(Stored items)
:::::
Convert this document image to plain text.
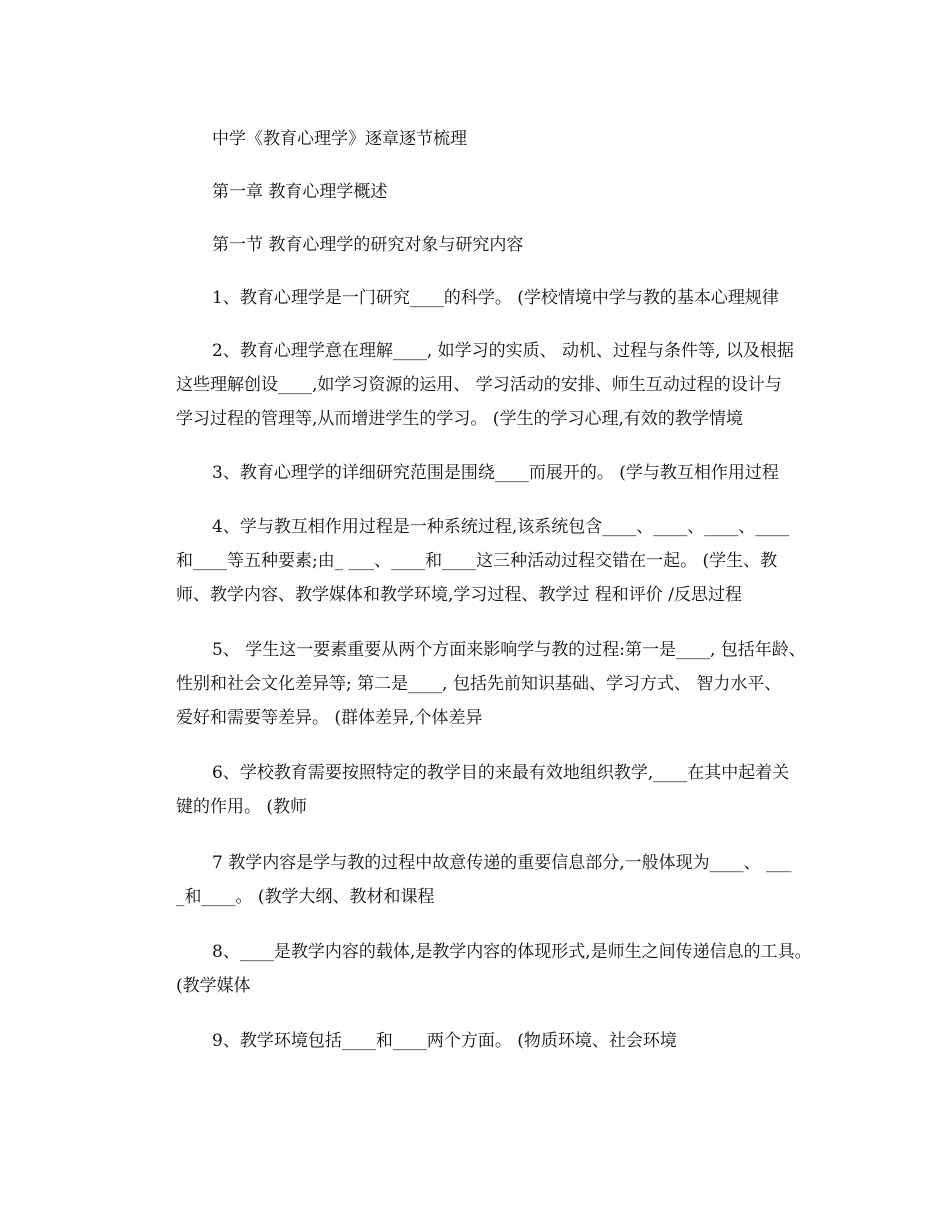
中学《教育心理学》逐章逐节梳理
第一章 教育心理学概述
第一节 教育心理学的研究对象与研究内容
1、教育心理学是一门研究____的科学。 (学校情境中学与教的基本心理规律
2、教育心理学意在理解____, 如学习的实质、 动机、过程与条件等, 以及根据
这些理解创设____,如学习资源的运用、 学习活动的安排、师生互动过程的设计与
学习过程的管理等,从而增进学生的学习。 (学生的学习心理,有效的教学情境
3、教育心理学的详细研究范围是围绕____而展开的。 (学与教互相作用过程
4、学与教互相作用过程是一种系统过程,该系统包含____、____、____、____
和____等五种要素;由_ ___、____和____这三种活动过程交错在一起。 (学生、教
师、教学内容、教学媒体和教学环境,学习过程、教学过 程和评价 /反思过程
5、 学生这一要素重要从两个方面来影响学与教的过程:第一是____, 包括年龄、
性别和社会文化差异等; 第二是____, 包括先前知识基础、学习方式、 智力水平、
爱好和需要等差异。 (群体差异,个体差异
6、学校教育需要按照特定的教学目的来最有效地组织教学,____在其中起着关
键的作用。 (教师
7 教学内容是学与教的过程中故意传递的重要信息部分,一般体现为____、 ___
_和____。 (教学大纲、教材和课程
8、____是教学内容的载体,是教学内容的体现形式,是师生之间传递信息的工具。
(教学媒体
9、教学环境包括____和____两个方面。 (物质环境、社会环境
:::::
-- TASK STATEMENT --
Write the records out again in full, exactly, and skip every picture.

-- FINAL RESULT --
Convert this document image to plain text.
中学《教育心理学》逐章逐节梳理
第一章 教育心理学概述
第一节 教育心理学的研究对象与研究内容
1、教育心理学是一门研究____的科学。 (学校情境中学与教的基本心理规律
2、教育心理学意在理解____, 如学习的实质、 动机、过程与条件等, 以及根据
这些理解创设____,如学习资源的运用、 学习活动的安排、师生互动过程的设计与
学习过程的管理等,从而增进学生的学习。 (学生的学习心理,有效的教学情境
3、教育心理学的详细研究范围是围绕____而展开的。 (学与教互相作用过程
4、学与教互相作用过程是一种系统过程,该系统包含____、____、____、____
和____等五种要素;由_ ___、____和____这三种活动过程交错在一起。 (学生、教
师、教学内容、教学媒体和教学环境,学习过程、教学过 程和评价 /反思过程
5、 学生这一要素重要从两个方面来影响学与教的过程:第一是____, 包括年龄、
性别和社会文化差异等; 第二是____, 包括先前知识基础、学习方式、 智力水平、
爱好和需要等差异。 (群体差异,个体差异
6、学校教育需要按照特定的教学目的来最有效地组织教学,____在其中起着关
键的作用。 (教师
7 教学内容是学与教的过程中故意传递的重要信息部分,一般体现为____、 ___
_和____。 (教学大纲、教材和课程
8、____是教学内容的载体,是教学内容的体现形式,是师生之间传递信息的工具。
(教学媒体
9、教学环境包括____和____两个方面。 (物质环境、社会环境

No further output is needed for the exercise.